- Task to carry out -
Below is a listing to write out in full, exactly as given, without its pictures.

- Exercise inputs -

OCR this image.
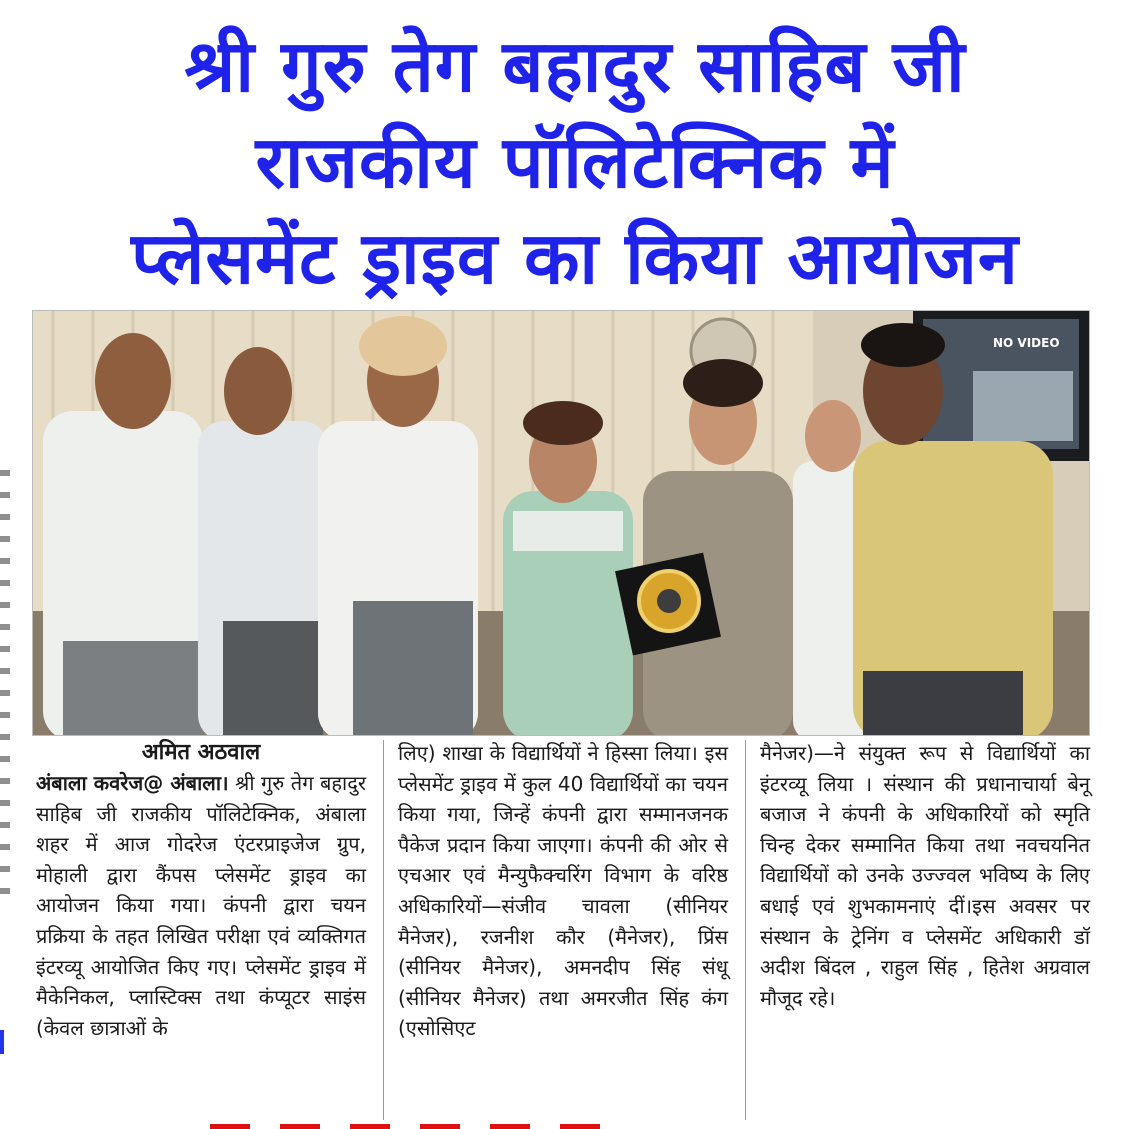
श्री गुरु तेग बहादुर साहिब जी
राजकीय पॉलिटेक्निक में
प्लेसमेंट ड्राइव का किया आयोजन
NO VIDEO
अमित अठवाल

अंबाला कवरेज@ अंबाला। श्री गुरु तेग बहादुर साहिब जी राजकीय पॉलिटेक्निक, अंबाला शहर में आज गोदरेज एंटरप्राइजेज ग्रुप, मोहाली द्वारा कैंपस प्लेसमेंट ड्राइव का आयोजन किया गया। कंपनी द्वारा चयन प्रक्रिया के तहत लिखित परीक्षा एवं व्यक्तिगत इंटरव्यू आयोजित किए गए। प्लेसमेंट ड्राइव में मैकेनिकल, प्लास्टिक्स तथा कंप्यूटर साइंस (केवल छात्राओं के

लिए) शाखा के विद्यार्थियों ने हिस्सा लिया। इस प्लेसमेंट ड्राइव में कुल 40 विद्यार्थियों का चयन किया गया, जिन्हें कंपनी द्वारा सम्मानजनक पैकेज प्रदान किया जाएगा। कंपनी की ओर से एचआर एवं मैन्युफैक्चरिंग विभाग के वरिष्ठ अधिकारियों—संजीव चावला (सीनियर मैनेजर), रजनीश कौर (मैनेजर), प्रिंस (सीनियर मैनेजर), अमनदीप सिंह संधू (सीनियर मैनेजर) तथा अमरजीत सिंह कंग (एसोसिएट

मैनेजर)—ने संयुक्त रूप से विद्यार्थियों का इंटरव्यू लिया । संस्थान की प्रधानाचार्या बेनू बजाज ने कंपनी के अधिकारियों को स्मृति चिन्ह देकर सम्मानित किया तथा नवचयनित विद्यार्थियों को उनके उज्ज्वल भविष्य के लिए बधाई एवं शुभकामनाएं दीं।इस अवसर पर संस्थान के ट्रेनिंग व प्लेसमेंट अधिकारी डॉ अदीश बिंदल , राहुल सिंह , हितेश अग्रवाल मौजूद रहे।
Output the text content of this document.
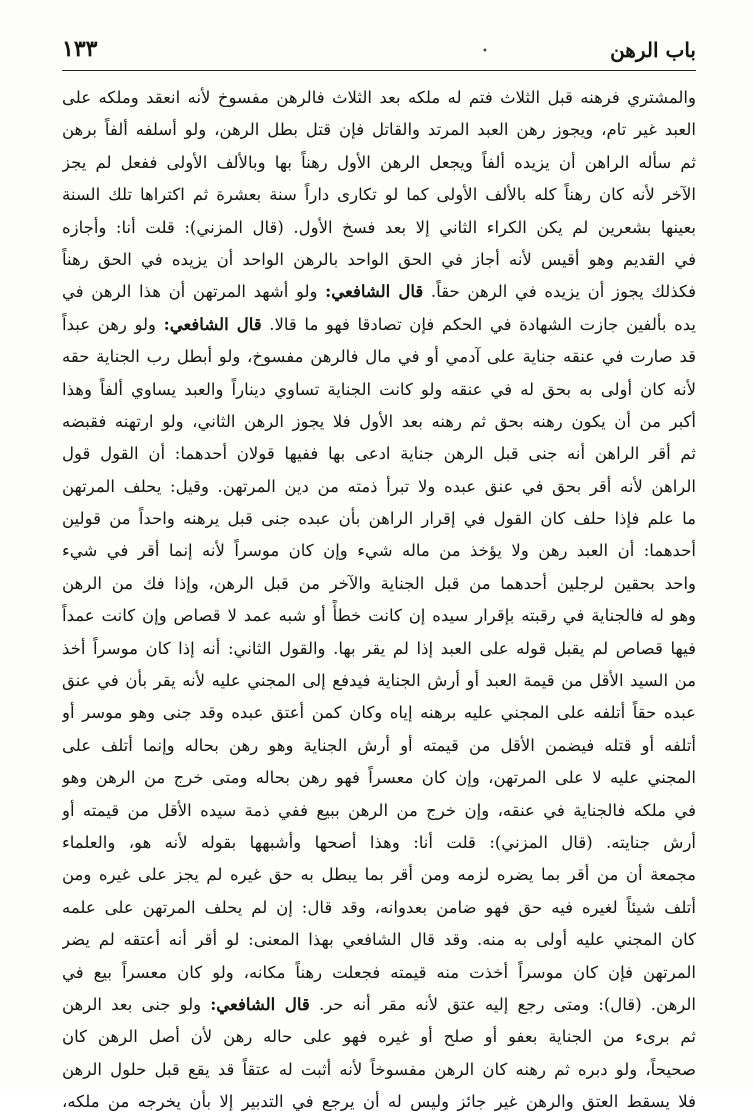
باب الرهن
•
١٣٣
والمشتري فرهنه قبل الثلاث فتم له ملكه بعد الثلاث فالرهن مفسوخ لأنه انعقد وملكه على
العبد غير تام، ويجوز رهن العبد المرتد والقاتل فإن قتل بطل الرهن، ولو أسلفه ألفاً برهن
ثم سأله الراهن أن يزيده ألفاً ويجعل الرهن الأول رهناً بها وبالألف الأولى ففعل لم يجز
الآخر لأنه كان رهناً كله بالألف الأولى كما لو تكارى داراً سنة بعشرة ثم اكتراها تلك السنة
بعينها بشعرين لم يكن الكراء الثاني إلا بعد فسخ الأول. (قال المزني): قلت أنا: وأجازه
في القديم وهو أقيس لأنه أجاز في الحق الواحد بالرهن الواحد أن يزيده في الحق رهناً
فكذلك يجوز أن يزيده في الرهن حقاً. قال الشافعي: ولو أشهد المرتهن أن هذا الرهن في
يده بألفين جازت الشهادة في الحكم فإن تصادقا فهو ما قالا. قال الشافعي: ولو رهن عبداً
قد صارت في عنقه جناية على آدمي أو في مال فالرهن مفسوخ، ولو أبطل رب الجناية حقه
لأنه كان أولى به بحق له في عنقه ولو كانت الجناية تساوي ديناراً والعبد يساوي ألفاً وهذا
أكبر من أن يكون رهنه بحق ثم رهنه بعد الأول فلا يجوز الرهن الثاني، ولو ارتهنه فقبضه
ثم أقر الراهن أنه جنى قبل الرهن جناية ادعى بها ففيها قولان أحدهما: أن القول قول
الراهن لأنه أقر بحق في عنق عبده ولا تبرأ ذمته من دين المرتهن. وقيل: يحلف المرتهن
ما علم فإذا حلف كان القول في إقرار الراهن بأن عبده جنى قبل يرهنه واحداً من قولين
أحدهما: أن العبد رهن ولا يؤخذ من ماله شيء وإن كان موسراً لأنه إنما أقر في شيء
واحد بحقين لرجلين أحدهما من قبل الجناية والآخر من قبل الرهن، وإذا فك من الرهن
وهو له فالجناية في رقبته بإقرار سيده إن كانت خطأً أو شبه عمد لا قصاص وإن كانت عمداً
فيها قصاص لم يقبل قوله على العبد إذا لم يقر بها. والقول الثاني: أنه إذا كان موسراً أخذ
من السيد الأقل من قيمة العبد أو أرش الجناية فيدفع إلى المجني عليه لأنه يقر بأن في عنق
عبده حقاً أتلفه على المجني عليه برهنه إياه وكان كمن أعتق عبده وقد جنى وهو موسر أو
أتلفه أو قتله فيضمن الأقل من قيمته أو أرش الجناية وهو رهن بحاله وإنما أتلف على
المجني عليه لا على المرتهن، وإن كان معسراً فهو رهن بحاله ومتى خرج من الرهن وهو
في ملكه فالجناية في عنقه، وإن خرج من الرهن ببيع ففي ذمة سيده الأقل من قيمته أو
أرش جنايته. (قال المزني): قلت أنا: وهذا أصحها وأشبهها بقوله لأنه هو، والعلماء
مجمعة أن من أقر بما يضره لزمه ومن أقر بما يبطل به حق غيره لم يجز على غيره ومن
أتلف شيئاً لغيره فيه حق فهو ضامن بعدوانه، وقد قال: إن لم يحلف المرتهن على علمه
كان المجني عليه أولى به منه. وقد قال الشافعي بهذا المعنى: لو أقر أنه أعتقه لم يضر
المرتهن فإن كان موسراً أخذت منه قيمته فجعلت رهناً مكانه، ولو كان معسراً بيع في
الرهن. (قال): ومتى رجع إليه عتق لأنه مقر أنه حر. قال الشافعي: ولو جنى بعد الرهن
ثم برىء من الجناية بعفو أو صلح أو غيره فهو على حاله رهن لأن أصل الرهن كان
صحيحاً، ولو دبره ثم رهنه كان الرهن مفسوخاً لأنه أثبت له عتقاً قد يقع قبل حلول الرهن
فلا يسقط العتق والرهن غير جائز وليس له أن يرجع في التدبير إلا بأن يخرجه من ملكه،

- Task response -
OCR this image.
श्री गुरु तेग बहादुर साहिब जी
राजकीय पॉलिटेक्निक में
प्लेसमेंट ड्राइव का किया आयोजन
NO VIDEO
अमित अठवाल

अंबाला कवरेज@ अंबाला। श्री गुरु तेग बहादुर साहिब जी राजकीय पॉलिटेक्निक, अंबाला शहर में आज गोदरेज एंटरप्राइजेज ग्रुप, मोहाली द्वारा कैंपस प्लेसमेंट ड्राइव का आयोजन किया गया। कंपनी द्वारा चयन प्रक्रिया के तहत लिखित परीक्षा एवं व्यक्तिगत इंटरव्यू आयोजित किए गए। प्लेसमेंट ड्राइव में मैकेनिकल, प्लास्टिक्स तथा कंप्यूटर साइंस (केवल छात्राओं के

लिए) शाखा के विद्यार्थियों ने हिस्सा लिया। इस प्लेसमेंट ड्राइव में कुल 40 विद्यार्थियों का चयन किया गया, जिन्हें कंपनी द्वारा सम्मानजनक पैकेज प्रदान किया जाएगा। कंपनी की ओर से एचआर एवं मैन्युफैक्चरिंग विभाग के वरिष्ठ अधिकारियों—संजीव चावला (सीनियर मैनेजर), रजनीश कौर (मैनेजर), प्रिंस (सीनियर मैनेजर), अमनदीप सिंह संधू (सीनियर मैनेजर) तथा अमरजीत सिंह कंग (एसोसिएट

मैनेजर)—ने संयुक्त रूप से विद्यार्थियों का इंटरव्यू लिया । संस्थान की प्रधानाचार्या बेनू बजाज ने कंपनी के अधिकारियों को स्मृति चिन्ह देकर सम्मानित किया तथा नवचयनित विद्यार्थियों को उनके उज्ज्वल भविष्य के लिए बधाई एवं शुभकामनाएं दीं।इस अवसर पर संस्थान के ट्रेनिंग व प्लेसमेंट अधिकारी डॉ अदीश बिंदल , राहुल सिंह , हितेश अग्रवाल मौजूद रहे।
Output the text content of this document.
باب الرهن
•
١٣٣
والمشتري فرهنه قبل الثلاث فتم له ملكه بعد الثلاث فالرهن مفسوخ لأنه انعقد وملكه على
العبد غير تام، ويجوز رهن العبد المرتد والقاتل فإن قتل بطل الرهن، ولو أسلفه ألفاً برهن
ثم سأله الراهن أن يزيده ألفاً ويجعل الرهن الأول رهناً بها وبالألف الأولى ففعل لم يجز
الآخر لأنه كان رهناً كله بالألف الأولى كما لو تكارى داراً سنة بعشرة ثم اكتراها تلك السنة
بعينها بشعرين لم يكن الكراء الثاني إلا بعد فسخ الأول. (قال المزني): قلت أنا: وأجازه
في القديم وهو أقيس لأنه أجاز في الحق الواحد بالرهن الواحد أن يزيده في الحق رهناً
فكذلك يجوز أن يزيده في الرهن حقاً. قال الشافعي: ولو أشهد المرتهن أن هذا الرهن في
يده بألفين جازت الشهادة في الحكم فإن تصادقا فهو ما قالا. قال الشافعي: ولو رهن عبداً
قد صارت في عنقه جناية على آدمي أو في مال فالرهن مفسوخ، ولو أبطل رب الجناية حقه
لأنه كان أولى به بحق له في عنقه ولو كانت الجناية تساوي ديناراً والعبد يساوي ألفاً وهذا
أكبر من أن يكون رهنه بحق ثم رهنه بعد الأول فلا يجوز الرهن الثاني، ولو ارتهنه فقبضه
ثم أقر الراهن أنه جنى قبل الرهن جناية ادعى بها ففيها قولان أحدهما: أن القول قول
الراهن لأنه أقر بحق في عنق عبده ولا تبرأ ذمته من دين المرتهن. وقيل: يحلف المرتهن
ما علم فإذا حلف كان القول في إقرار الراهن بأن عبده جنى قبل يرهنه واحداً من قولين
أحدهما: أن العبد رهن ولا يؤخذ من ماله شيء وإن كان موسراً لأنه إنما أقر في شيء
واحد بحقين لرجلين أحدهما من قبل الجناية والآخر من قبل الرهن، وإذا فك من الرهن
وهو له فالجناية في رقبته بإقرار سيده إن كانت خطأً أو شبه عمد لا قصاص وإن كانت عمداً
فيها قصاص لم يقبل قوله على العبد إذا لم يقر بها. والقول الثاني: أنه إذا كان موسراً أخذ
من السيد الأقل من قيمة العبد أو أرش الجناية فيدفع إلى المجني عليه لأنه يقر بأن في عنق
عبده حقاً أتلفه على المجني عليه برهنه إياه وكان كمن أعتق عبده وقد جنى وهو موسر أو
أتلفه أو قتله فيضمن الأقل من قيمته أو أرش الجناية وهو رهن بحاله وإنما أتلف على
المجني عليه لا على المرتهن، وإن كان معسراً فهو رهن بحاله ومتى خرج من الرهن وهو
في ملكه فالجناية في عنقه، وإن خرج من الرهن ببيع ففي ذمة سيده الأقل من قيمته أو
أرش جنايته. (قال المزني): قلت أنا: وهذا أصحها وأشبهها بقوله لأنه هو، والعلماء
مجمعة أن من أقر بما يضره لزمه ومن أقر بما يبطل به حق غيره لم يجز على غيره ومن
أتلف شيئاً لغيره فيه حق فهو ضامن بعدوانه، وقد قال: إن لم يحلف المرتهن على علمه
كان المجني عليه أولى به منه. وقد قال الشافعي بهذا المعنى: لو أقر أنه أعتقه لم يضر
المرتهن فإن كان موسراً أخذت منه قيمته فجعلت رهناً مكانه، ولو كان معسراً بيع في
الرهن. (قال): ومتى رجع إليه عتق لأنه مقر أنه حر. قال الشافعي: ولو جنى بعد الرهن
ثم برىء من الجناية بعفو أو صلح أو غيره فهو على حاله رهن لأن أصل الرهن كان
صحيحاً، ولو دبره ثم رهنه كان الرهن مفسوخاً لأنه أثبت له عتقاً قد يقع قبل حلول الرهن
فلا يسقط العتق والرهن غير جائز وليس له أن يرجع في التدبير إلا بأن يخرجه من ملكه،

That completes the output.